**Records to use**.
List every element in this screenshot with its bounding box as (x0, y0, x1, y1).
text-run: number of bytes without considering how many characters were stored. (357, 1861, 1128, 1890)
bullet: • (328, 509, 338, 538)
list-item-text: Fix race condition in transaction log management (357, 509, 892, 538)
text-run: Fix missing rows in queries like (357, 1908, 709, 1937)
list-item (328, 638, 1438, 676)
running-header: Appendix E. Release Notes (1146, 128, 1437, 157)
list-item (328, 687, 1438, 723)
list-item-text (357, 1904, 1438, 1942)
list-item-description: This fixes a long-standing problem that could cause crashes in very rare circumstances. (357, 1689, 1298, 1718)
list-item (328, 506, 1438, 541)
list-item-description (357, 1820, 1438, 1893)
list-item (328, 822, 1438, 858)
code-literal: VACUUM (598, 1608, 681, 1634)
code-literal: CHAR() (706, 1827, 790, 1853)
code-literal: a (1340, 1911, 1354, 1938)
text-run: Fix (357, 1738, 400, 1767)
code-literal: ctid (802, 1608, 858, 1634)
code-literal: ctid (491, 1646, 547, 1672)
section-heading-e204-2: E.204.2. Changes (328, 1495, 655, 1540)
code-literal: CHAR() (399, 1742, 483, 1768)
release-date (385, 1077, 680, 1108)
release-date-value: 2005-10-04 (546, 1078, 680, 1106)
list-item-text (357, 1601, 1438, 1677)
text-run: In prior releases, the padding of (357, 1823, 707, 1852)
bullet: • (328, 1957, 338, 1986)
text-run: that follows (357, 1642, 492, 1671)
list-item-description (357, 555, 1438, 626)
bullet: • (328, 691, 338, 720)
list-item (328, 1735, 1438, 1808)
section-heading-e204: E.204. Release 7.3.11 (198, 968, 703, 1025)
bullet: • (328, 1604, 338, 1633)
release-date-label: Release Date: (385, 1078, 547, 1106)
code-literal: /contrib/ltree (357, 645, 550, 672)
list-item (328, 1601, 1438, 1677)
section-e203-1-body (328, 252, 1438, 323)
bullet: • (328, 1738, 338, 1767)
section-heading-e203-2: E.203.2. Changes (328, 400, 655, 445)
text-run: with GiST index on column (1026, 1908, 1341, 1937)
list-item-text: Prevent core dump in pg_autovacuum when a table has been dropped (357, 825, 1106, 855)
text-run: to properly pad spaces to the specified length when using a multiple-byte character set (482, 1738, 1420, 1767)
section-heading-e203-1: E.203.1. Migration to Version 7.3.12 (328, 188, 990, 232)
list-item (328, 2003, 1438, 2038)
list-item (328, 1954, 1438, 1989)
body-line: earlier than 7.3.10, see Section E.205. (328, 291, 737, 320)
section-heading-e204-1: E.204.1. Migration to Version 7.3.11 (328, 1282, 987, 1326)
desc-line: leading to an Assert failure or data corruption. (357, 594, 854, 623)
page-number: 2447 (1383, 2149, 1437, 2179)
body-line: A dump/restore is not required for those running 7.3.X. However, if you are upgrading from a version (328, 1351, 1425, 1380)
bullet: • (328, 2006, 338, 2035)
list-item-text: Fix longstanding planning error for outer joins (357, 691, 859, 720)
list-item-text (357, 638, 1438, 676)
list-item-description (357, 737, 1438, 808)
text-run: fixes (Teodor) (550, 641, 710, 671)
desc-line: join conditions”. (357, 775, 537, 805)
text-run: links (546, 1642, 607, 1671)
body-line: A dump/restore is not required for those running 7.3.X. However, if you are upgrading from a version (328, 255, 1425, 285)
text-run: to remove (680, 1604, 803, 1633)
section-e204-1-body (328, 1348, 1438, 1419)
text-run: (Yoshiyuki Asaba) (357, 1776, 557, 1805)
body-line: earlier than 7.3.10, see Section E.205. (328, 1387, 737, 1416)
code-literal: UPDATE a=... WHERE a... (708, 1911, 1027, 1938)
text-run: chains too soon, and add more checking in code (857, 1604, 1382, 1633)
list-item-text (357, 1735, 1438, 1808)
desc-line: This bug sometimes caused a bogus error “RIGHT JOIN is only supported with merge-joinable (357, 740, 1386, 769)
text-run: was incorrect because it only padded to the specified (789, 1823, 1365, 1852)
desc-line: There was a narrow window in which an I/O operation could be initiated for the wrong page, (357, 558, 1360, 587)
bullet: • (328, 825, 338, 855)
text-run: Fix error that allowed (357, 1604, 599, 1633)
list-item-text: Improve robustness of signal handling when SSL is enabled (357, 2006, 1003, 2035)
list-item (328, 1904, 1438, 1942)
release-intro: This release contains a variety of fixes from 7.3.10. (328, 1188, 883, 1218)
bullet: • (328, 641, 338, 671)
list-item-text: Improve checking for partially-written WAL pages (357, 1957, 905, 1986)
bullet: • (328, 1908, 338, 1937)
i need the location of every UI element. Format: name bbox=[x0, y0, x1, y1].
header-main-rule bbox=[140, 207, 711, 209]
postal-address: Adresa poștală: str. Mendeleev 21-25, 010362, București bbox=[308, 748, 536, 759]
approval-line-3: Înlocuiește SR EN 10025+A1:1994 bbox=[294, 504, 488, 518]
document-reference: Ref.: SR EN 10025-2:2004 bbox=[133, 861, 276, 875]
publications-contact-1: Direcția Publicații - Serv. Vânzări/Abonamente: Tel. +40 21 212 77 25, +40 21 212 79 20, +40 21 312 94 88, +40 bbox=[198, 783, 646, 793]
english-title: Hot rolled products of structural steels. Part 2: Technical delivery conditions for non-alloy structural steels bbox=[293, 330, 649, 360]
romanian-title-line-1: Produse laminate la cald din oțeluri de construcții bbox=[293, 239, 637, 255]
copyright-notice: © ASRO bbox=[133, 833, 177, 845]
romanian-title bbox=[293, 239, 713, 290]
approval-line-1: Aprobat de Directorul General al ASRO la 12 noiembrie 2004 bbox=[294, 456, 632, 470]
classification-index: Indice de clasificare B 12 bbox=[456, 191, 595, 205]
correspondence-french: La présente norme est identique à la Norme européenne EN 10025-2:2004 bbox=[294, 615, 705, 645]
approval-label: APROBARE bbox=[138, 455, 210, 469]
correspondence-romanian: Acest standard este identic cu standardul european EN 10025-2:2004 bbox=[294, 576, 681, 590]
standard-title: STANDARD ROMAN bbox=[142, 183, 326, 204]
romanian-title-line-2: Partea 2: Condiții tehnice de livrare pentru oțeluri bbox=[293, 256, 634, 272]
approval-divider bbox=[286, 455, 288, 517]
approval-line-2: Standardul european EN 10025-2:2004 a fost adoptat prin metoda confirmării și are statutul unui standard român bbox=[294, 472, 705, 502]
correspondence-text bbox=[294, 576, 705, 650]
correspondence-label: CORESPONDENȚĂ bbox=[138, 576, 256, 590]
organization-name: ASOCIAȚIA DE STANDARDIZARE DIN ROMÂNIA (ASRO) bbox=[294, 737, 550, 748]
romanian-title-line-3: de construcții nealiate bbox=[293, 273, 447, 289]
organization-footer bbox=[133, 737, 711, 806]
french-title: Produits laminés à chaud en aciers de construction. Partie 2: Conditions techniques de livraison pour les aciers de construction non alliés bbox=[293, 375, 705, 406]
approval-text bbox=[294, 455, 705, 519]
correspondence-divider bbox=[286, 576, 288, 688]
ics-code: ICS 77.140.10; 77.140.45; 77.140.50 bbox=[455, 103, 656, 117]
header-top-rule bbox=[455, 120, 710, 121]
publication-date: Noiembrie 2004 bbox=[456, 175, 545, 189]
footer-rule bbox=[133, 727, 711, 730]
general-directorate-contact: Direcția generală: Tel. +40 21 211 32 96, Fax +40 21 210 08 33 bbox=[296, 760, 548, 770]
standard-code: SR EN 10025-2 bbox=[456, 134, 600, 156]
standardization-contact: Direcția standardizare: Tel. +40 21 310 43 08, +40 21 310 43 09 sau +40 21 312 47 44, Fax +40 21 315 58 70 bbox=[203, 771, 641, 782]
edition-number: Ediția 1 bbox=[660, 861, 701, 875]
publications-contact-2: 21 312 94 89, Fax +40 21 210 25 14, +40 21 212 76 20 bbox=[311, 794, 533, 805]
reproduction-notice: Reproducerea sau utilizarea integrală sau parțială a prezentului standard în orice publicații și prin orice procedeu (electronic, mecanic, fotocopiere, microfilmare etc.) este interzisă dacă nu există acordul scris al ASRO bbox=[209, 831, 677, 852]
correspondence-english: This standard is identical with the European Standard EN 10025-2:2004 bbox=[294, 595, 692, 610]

**Objective**. Reproduce the data from its first line up to and including the line that contains "text-run: In prior", substituting "write-ahead log" for "transaction log" and leaving everything else unchanged.

**Worked answer**.
List every element in this screenshot with its bounding box as (x0, y0, x1, y1).
text-run: number of bytes without considering how many characters were stored. (357, 1861, 1128, 1890)
bullet: • (328, 509, 338, 538)
list-item-text: Fix race condition in write-ahead log management (357, 509, 892, 538)
text-run: Fix missing rows in queries like (357, 1908, 709, 1937)
list-item (328, 638, 1438, 676)
running-header: Appendix E. Release Notes (1146, 128, 1437, 157)
list-item (328, 687, 1438, 723)
list-item-text (357, 1904, 1438, 1942)
list-item-description: This fixes a long-standing problem that could cause crashes in very rare circumstances. (357, 1689, 1298, 1718)
list-item (328, 506, 1438, 541)
list-item-description (357, 1820, 1438, 1893)
list-item (328, 822, 1438, 858)
code-literal: VACUUM (598, 1608, 681, 1634)
code-literal: CHAR() (706, 1827, 790, 1853)
code-literal: a (1340, 1911, 1354, 1938)
text-run: Fix (357, 1738, 400, 1767)
code-literal: ctid (802, 1608, 858, 1634)
code-literal: ctid (491, 1646, 547, 1672)
section-heading-e204-2: E.204.2. Changes (328, 1495, 655, 1540)
code-literal: CHAR() (399, 1742, 483, 1768)
release-date (385, 1077, 680, 1108)
release-date-value: 2005-10-04 (546, 1078, 680, 1106)
list-item-text (357, 1601, 1438, 1677)
text-run: In prior releases, the padding of (357, 1823, 707, 1852)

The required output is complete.